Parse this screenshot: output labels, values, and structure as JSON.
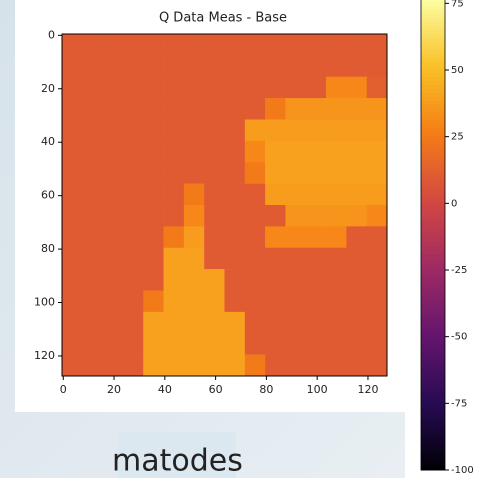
{
  "chart_data": {
    "type": "heatmap",
    "title": "Q Data Meas - Base",
    "colormap": "inferno",
    "xlim": [
      -0.5,
      127.5
    ],
    "ylim": [
      -0.5,
      127.5
    ],
    "xticks": [
      0,
      20,
      40,
      60,
      80,
      100,
      120
    ],
    "yticks": [
      0,
      20,
      40,
      60,
      80,
      100,
      120
    ],
    "cell_size": 8,
    "z": [
      [
        10,
        10,
        10,
        10,
        10,
        10,
        10,
        10,
        10,
        10,
        10,
        10,
        10,
        10,
        10,
        10
      ],
      [
        10,
        10,
        10,
        10,
        10,
        10,
        10,
        10,
        10,
        10,
        10,
        10,
        10,
        10,
        10,
        10
      ],
      [
        10,
        10,
        10,
        10,
        10,
        10,
        10,
        10,
        10,
        10,
        10,
        10,
        10,
        30,
        30,
        12
      ],
      [
        10,
        10,
        10,
        10,
        10,
        10,
        10,
        10,
        10,
        10,
        25,
        35,
        35,
        35,
        35,
        35
      ],
      [
        10,
        10,
        10,
        10,
        10,
        10,
        10,
        10,
        10,
        38,
        38,
        38,
        38,
        38,
        38,
        38
      ],
      [
        10,
        10,
        10,
        10,
        10,
        10,
        10,
        10,
        10,
        30,
        40,
        40,
        40,
        40,
        40,
        40
      ],
      [
        10,
        10,
        10,
        10,
        10,
        10,
        10,
        10,
        10,
        25,
        40,
        40,
        40,
        40,
        40,
        40
      ],
      [
        10,
        10,
        10,
        10,
        10,
        10,
        25,
        10,
        10,
        10,
        38,
        38,
        38,
        38,
        38,
        38
      ],
      [
        10,
        10,
        10,
        10,
        10,
        10,
        30,
        10,
        10,
        10,
        10,
        35,
        35,
        35,
        35,
        30
      ],
      [
        10,
        10,
        10,
        10,
        10,
        25,
        38,
        10,
        10,
        10,
        30,
        30,
        30,
        30,
        10,
        10
      ],
      [
        10,
        10,
        10,
        10,
        10,
        40,
        40,
        10,
        10,
        10,
        10,
        10,
        10,
        10,
        10,
        10
      ],
      [
        10,
        10,
        10,
        10,
        10,
        40,
        40,
        40,
        10,
        10,
        10,
        10,
        10,
        10,
        10,
        10
      ],
      [
        10,
        10,
        10,
        10,
        25,
        40,
        40,
        40,
        10,
        10,
        10,
        10,
        10,
        10,
        10,
        10
      ],
      [
        10,
        10,
        10,
        10,
        40,
        40,
        40,
        40,
        40,
        10,
        10,
        10,
        10,
        10,
        10,
        10
      ],
      [
        10,
        10,
        10,
        10,
        40,
        40,
        40,
        40,
        40,
        10,
        10,
        10,
        10,
        10,
        10,
        10
      ],
      [
        10,
        10,
        10,
        10,
        40,
        40,
        40,
        40,
        40,
        25,
        10,
        10,
        10,
        10,
        10,
        10
      ]
    ],
    "colorbar": {
      "lim": [
        -100,
        77
      ],
      "ticks": [
        75,
        50,
        25,
        0,
        -25,
        -50,
        -75,
        -100
      ]
    }
  },
  "caption": "matodes"
}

_____

_Task prompt_
Working from the material above, transcribe it exactly while omitting pictures.

_Task output_
Parse this screenshot: output labels, values, and structure as JSON.
{
  "chart_data": {
    "type": "heatmap",
    "title": "Q Data Meas - Base",
    "colormap": "inferno",
    "xlim": [
      -0.5,
      127.5
    ],
    "ylim": [
      -0.5,
      127.5
    ],
    "xticks": [
      0,
      20,
      40,
      60,
      80,
      100,
      120
    ],
    "yticks": [
      0,
      20,
      40,
      60,
      80,
      100,
      120
    ],
    "cell_size": 8,
    "z": [
      [
        10,
        10,
        10,
        10,
        10,
        10,
        10,
        10,
        10,
        10,
        10,
        10,
        10,
        10,
        10,
        10
      ],
      [
        10,
        10,
        10,
        10,
        10,
        10,
        10,
        10,
        10,
        10,
        10,
        10,
        10,
        10,
        10,
        10
      ],
      [
        10,
        10,
        10,
        10,
        10,
        10,
        10,
        10,
        10,
        10,
        10,
        10,
        10,
        30,
        30,
        12
      ],
      [
        10,
        10,
        10,
        10,
        10,
        10,
        10,
        10,
        10,
        10,
        25,
        35,
        35,
        35,
        35,
        35
      ],
      [
        10,
        10,
        10,
        10,
        10,
        10,
        10,
        10,
        10,
        38,
        38,
        38,
        38,
        38,
        38,
        38
      ],
      [
        10,
        10,
        10,
        10,
        10,
        10,
        10,
        10,
        10,
        30,
        40,
        40,
        40,
        40,
        40,
        40
      ],
      [
        10,
        10,
        10,
        10,
        10,
        10,
        10,
        10,
        10,
        25,
        40,
        40,
        40,
        40,
        40,
        40
      ],
      [
        10,
        10,
        10,
        10,
        10,
        10,
        25,
        10,
        10,
        10,
        38,
        38,
        38,
        38,
        38,
        38
      ],
      [
        10,
        10,
        10,
        10,
        10,
        10,
        30,
        10,
        10,
        10,
        10,
        35,
        35,
        35,
        35,
        30
      ],
      [
        10,
        10,
        10,
        10,
        10,
        25,
        38,
        10,
        10,
        10,
        30,
        30,
        30,
        30,
        10,
        10
      ],
      [
        10,
        10,
        10,
        10,
        10,
        40,
        40,
        10,
        10,
        10,
        10,
        10,
        10,
        10,
        10,
        10
      ],
      [
        10,
        10,
        10,
        10,
        10,
        40,
        40,
        40,
        10,
        10,
        10,
        10,
        10,
        10,
        10,
        10
      ],
      [
        10,
        10,
        10,
        10,
        25,
        40,
        40,
        40,
        10,
        10,
        10,
        10,
        10,
        10,
        10,
        10
      ],
      [
        10,
        10,
        10,
        10,
        40,
        40,
        40,
        40,
        40,
        10,
        10,
        10,
        10,
        10,
        10,
        10
      ],
      [
        10,
        10,
        10,
        10,
        40,
        40,
        40,
        40,
        40,
        10,
        10,
        10,
        10,
        10,
        10,
        10
      ],
      [
        10,
        10,
        10,
        10,
        40,
        40,
        40,
        40,
        40,
        25,
        10,
        10,
        10,
        10,
        10,
        10
      ]
    ],
    "colorbar": {
      "lim": [
        -100,
        77
      ],
      "ticks": [
        75,
        50,
        25,
        0,
        -25,
        -50,
        -75,
        -100
      ]
    }
  },
  "caption": "matodes"
}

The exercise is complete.